The Frick Art Reference Library and the libraries of the Brooklyn Museum and The Museum of Modern Art have received a grant of $669,000 from the Andrew W. Mellon Foundation to bring their respective online catalogs together in an integrated library system.  In addition to providing economic benefits, this collaborative effort will broaden access to the renowned research collections of each library and will provide a platform for future collaborative efforts in collections development and information delivery services.  Researchers will be able to search for materials from the three libraries in many formats, covering the entire span of art history, from ancient to contemporary.  “We are extremely pleased to be a part of this pioneering enterprise,” comments Anne L. Poulet, Director of The Frick Collection.  “It will reap enormous benefits for the art historical community, a group that includes students; educators; collectors; journalists; independent scholars; staff members of museums, galleries, and auction houses; and the interested public.”

 

This exciting initiative is the outcome of a planning grant, also sponsored by the Mellon Foundation, that identified new ways to improve the discovery and delivery of research, coordinate core activities, and sustain shared resources.  This effort resulted in the formation of the New York Art Resources Consortium (NYARC), of which the three libraries, together with The Metropolitan Museum of Art, are founding members.  The implementation of a shared library system was targeted as a key element for moving into the future.  James G.  Neal, Vice President for Information Services and University Librarian at Columbia University, who helped develop the Plan of Action for the consortium, states, “Libraries often project an energetic spirit of collaboration, but true partnerships are difficult to achieve.  This initiative of deep cooperation among three of the world’s leading art museum libraries will enable improved access to collections, set the stage for exciting new joint programs, and serve as a model for the wider library and museum communities.”  Under the terms of the agreement, The Frick Art Reference Library will host and administer the shared system.

 

Each library possesses rich and varied resources that support research on art and cultural history.  These resources, many uniquely held, include thousands of exhibition and art collection catalogs, photograph collections, artist and vertical files, auction sale catalogs, and archival materials.  Brought together virtually through a shared online catalog, the distinguished collections of each library will be mutually enriched.  One-stop searching over the entire spectrum of art history will be possible, creating a gateway to material that has heretofore remained elusive to the public and scholarly communities.  “This synergistic effort will allow us to serve the information needs of our increasingly diverse communities well into the future,” says Patricia Barnett, the Andrew W. Mellon Librarian of the Frick Art Reference Library.  “Although cooperation is central to our consortium,” she adds, “so is the ability to provide library-specific customization and identity.  The new system will allow users to search all three libraries’ resources through a unified interface, while continuing to provide collection-specific searching using Dadabase (MoMA’s online library catalog), FRESCO (Frick Research Catalog Online), and the Brooklyn Museum Online Catalog.”

 

The two-year project will not stop at the development of a shared online catalog.  The grant mandates using the system to develop innovative ways to share cataloging, acquisitions, circulation, serials management, and licensing agreements.  A business plan will be developed in the second year of the grant to support future program initiatives.  This plan will be shared with the library community with the expectation that new and expanded collaborative partnerships will result.
■ ■ ■ ■
Goal A:
Show every line of the records below that contains the string "page".
■ ■ ■ ■
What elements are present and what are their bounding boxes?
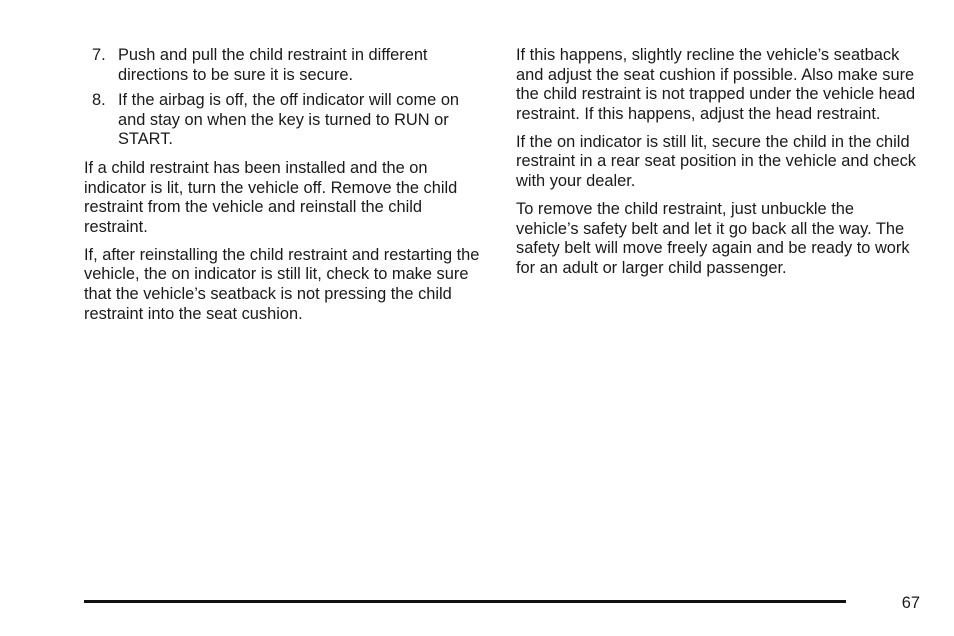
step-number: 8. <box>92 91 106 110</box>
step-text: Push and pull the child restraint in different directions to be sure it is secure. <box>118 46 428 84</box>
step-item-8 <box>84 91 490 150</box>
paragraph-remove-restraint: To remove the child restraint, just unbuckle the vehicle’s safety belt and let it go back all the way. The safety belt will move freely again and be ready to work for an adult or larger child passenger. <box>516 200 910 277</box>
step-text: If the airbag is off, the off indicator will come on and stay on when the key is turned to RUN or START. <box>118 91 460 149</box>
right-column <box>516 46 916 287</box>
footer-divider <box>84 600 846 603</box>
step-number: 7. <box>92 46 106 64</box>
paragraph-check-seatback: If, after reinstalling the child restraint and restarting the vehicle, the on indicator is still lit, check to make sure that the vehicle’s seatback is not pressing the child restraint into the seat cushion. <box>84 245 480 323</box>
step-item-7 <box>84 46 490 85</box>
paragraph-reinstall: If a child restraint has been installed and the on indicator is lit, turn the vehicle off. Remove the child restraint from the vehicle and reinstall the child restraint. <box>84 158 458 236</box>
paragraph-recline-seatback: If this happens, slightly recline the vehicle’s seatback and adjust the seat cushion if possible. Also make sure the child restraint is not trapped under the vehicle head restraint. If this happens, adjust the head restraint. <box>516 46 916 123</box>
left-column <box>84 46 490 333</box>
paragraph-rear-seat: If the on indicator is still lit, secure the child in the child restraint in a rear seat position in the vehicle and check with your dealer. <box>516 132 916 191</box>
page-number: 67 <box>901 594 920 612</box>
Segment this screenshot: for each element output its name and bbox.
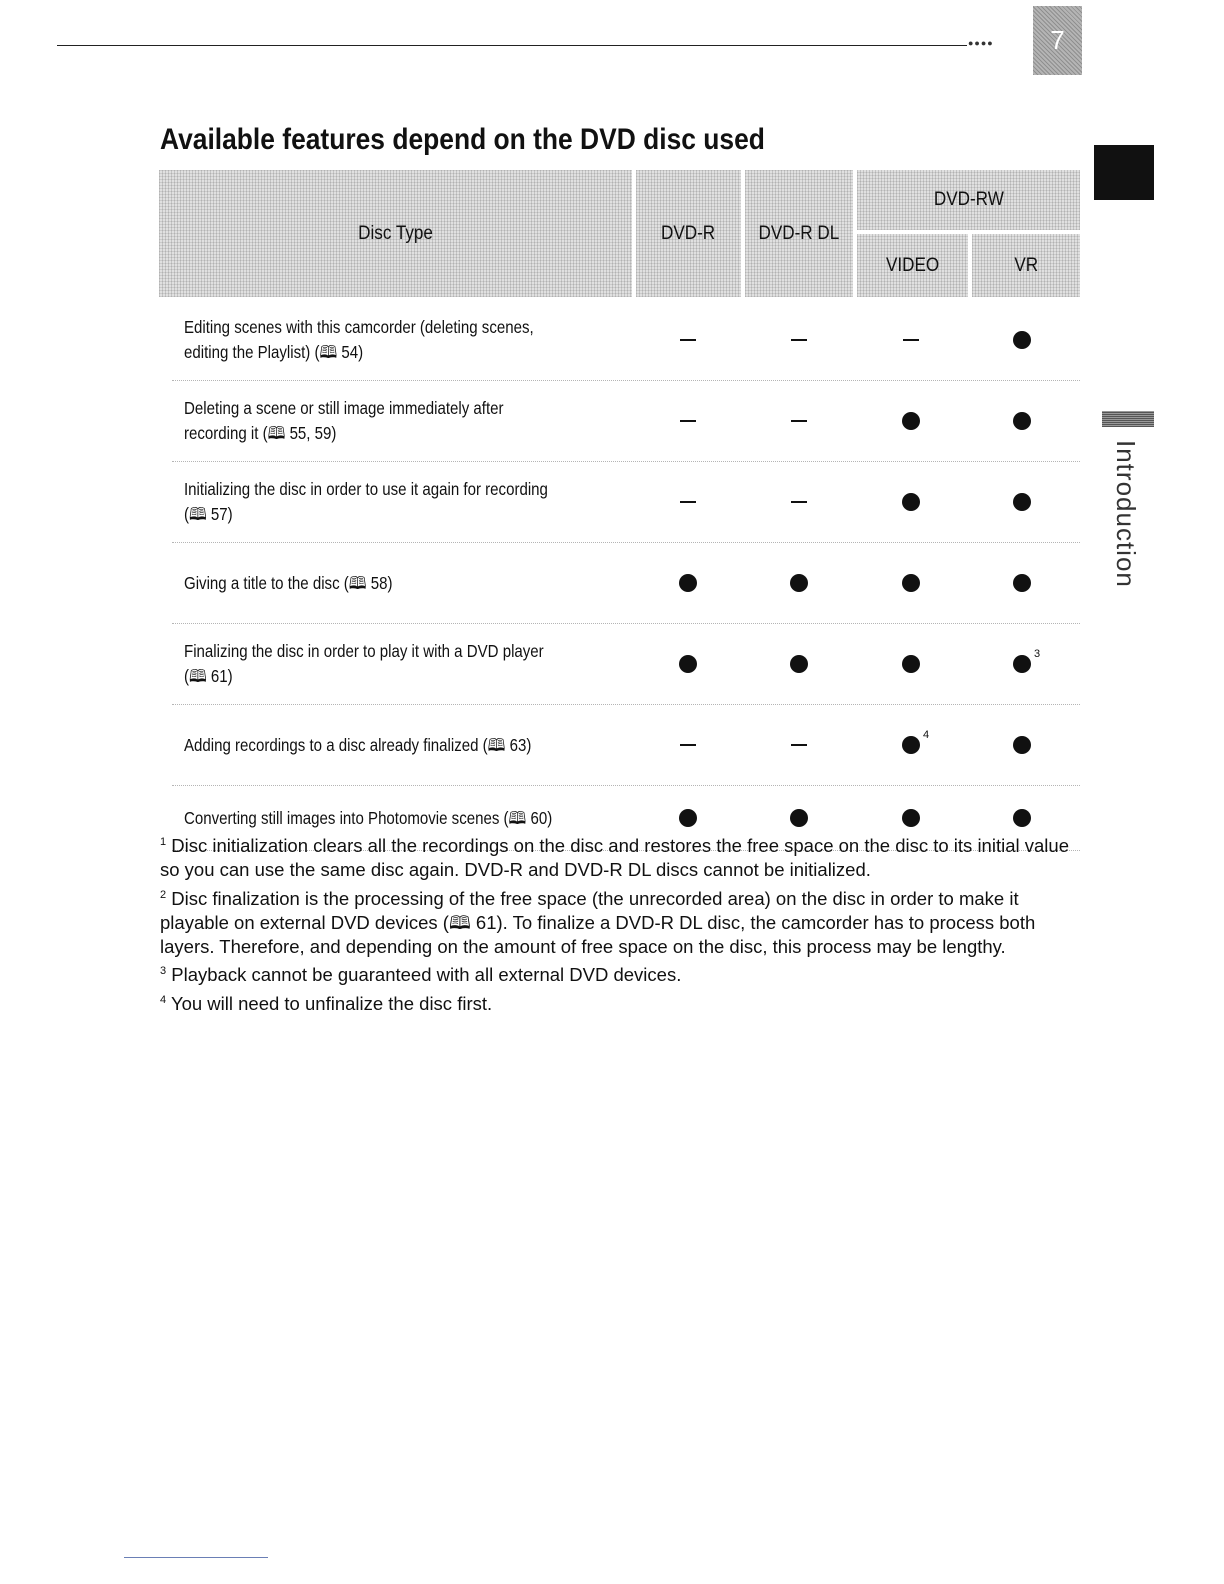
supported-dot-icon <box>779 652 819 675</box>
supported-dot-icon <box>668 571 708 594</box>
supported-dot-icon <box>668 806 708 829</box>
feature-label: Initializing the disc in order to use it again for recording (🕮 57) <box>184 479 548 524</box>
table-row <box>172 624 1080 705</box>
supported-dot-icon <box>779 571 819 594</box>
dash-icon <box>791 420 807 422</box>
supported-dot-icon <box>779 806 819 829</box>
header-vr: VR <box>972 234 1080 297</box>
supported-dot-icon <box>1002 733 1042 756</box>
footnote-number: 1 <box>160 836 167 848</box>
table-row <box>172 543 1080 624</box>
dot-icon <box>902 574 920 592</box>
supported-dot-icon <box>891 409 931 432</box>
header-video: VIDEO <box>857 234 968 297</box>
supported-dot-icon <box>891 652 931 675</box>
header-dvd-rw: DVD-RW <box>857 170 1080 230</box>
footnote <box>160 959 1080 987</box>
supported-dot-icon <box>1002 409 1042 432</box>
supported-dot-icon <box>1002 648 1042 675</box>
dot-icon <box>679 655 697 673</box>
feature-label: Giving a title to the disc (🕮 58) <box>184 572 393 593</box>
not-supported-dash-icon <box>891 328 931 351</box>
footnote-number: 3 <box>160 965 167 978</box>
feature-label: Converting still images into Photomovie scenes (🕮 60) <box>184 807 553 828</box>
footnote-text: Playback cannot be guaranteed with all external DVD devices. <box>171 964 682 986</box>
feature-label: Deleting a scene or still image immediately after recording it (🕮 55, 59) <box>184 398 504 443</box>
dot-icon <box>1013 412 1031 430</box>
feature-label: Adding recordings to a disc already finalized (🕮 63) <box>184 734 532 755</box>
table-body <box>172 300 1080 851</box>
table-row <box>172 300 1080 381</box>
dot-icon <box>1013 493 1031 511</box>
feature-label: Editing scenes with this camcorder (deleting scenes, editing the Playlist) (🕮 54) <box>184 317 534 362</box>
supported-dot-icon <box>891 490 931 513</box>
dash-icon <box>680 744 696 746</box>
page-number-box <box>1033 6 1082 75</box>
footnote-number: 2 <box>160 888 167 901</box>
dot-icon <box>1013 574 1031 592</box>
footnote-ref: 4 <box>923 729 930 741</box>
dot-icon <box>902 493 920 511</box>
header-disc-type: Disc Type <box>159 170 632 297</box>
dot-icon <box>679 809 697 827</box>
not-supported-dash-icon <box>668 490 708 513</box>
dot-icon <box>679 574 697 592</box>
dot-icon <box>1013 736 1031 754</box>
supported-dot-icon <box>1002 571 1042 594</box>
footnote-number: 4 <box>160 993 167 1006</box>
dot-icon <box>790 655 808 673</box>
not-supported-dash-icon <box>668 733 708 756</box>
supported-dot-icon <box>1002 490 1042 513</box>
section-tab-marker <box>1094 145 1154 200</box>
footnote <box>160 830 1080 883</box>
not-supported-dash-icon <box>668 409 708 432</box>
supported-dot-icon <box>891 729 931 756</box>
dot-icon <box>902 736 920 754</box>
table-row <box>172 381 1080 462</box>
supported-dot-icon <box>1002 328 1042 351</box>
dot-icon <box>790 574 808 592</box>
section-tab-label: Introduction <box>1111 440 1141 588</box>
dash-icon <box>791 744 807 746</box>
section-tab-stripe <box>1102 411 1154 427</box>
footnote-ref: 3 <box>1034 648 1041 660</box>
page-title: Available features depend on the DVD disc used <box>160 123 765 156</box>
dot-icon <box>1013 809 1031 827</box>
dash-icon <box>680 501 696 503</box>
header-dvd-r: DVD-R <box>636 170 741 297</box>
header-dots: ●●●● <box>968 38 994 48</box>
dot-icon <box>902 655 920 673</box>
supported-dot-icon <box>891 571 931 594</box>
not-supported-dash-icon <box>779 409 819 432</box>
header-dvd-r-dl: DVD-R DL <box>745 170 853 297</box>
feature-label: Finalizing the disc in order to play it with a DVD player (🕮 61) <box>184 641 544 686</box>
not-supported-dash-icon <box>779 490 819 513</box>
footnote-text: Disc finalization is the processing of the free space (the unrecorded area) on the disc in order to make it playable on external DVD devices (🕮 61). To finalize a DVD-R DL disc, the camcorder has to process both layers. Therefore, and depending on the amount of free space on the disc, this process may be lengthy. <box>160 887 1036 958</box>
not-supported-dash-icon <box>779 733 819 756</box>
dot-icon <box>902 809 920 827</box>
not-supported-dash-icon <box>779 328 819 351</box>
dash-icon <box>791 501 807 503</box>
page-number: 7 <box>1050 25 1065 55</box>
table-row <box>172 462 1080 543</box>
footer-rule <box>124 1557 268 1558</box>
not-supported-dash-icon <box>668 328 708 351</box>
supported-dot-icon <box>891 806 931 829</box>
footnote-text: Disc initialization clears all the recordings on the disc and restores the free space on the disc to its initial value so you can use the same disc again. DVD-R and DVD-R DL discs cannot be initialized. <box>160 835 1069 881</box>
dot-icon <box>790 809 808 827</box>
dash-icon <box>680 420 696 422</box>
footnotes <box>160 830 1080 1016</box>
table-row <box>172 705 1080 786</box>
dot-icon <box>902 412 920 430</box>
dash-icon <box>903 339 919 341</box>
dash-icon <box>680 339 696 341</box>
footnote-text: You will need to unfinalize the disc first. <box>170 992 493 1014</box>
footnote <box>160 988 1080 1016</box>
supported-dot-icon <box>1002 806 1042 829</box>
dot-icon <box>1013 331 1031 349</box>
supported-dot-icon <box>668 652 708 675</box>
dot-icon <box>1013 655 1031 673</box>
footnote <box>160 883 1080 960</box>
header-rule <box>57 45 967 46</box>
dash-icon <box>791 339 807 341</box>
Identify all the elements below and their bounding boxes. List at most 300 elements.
■ ■ ■ ■
Goal B:
According to the announcement about the shared library catalog, why will the new system still offer collection-specific searching through Dadabase, FRESCO, and the Brooklyn Museum Online Catalog? Answer in one to three sentences.

Correct answer A:
page-number: 67 <box>901 594 920 612</box>
page-number-box <box>1033 6 1082 75</box>
page-title: Available features depend on the DVD disc used <box>160 123 765 156</box>
page-number: 7 <box>1050 25 1065 55</box>

Correct answer B:
Patricia Barnett explains that cooperation is central to the consortium, but so is the ability to provide library-specific customization and identity. So users can search all three libraries through a unified interface and still search each collection on its own.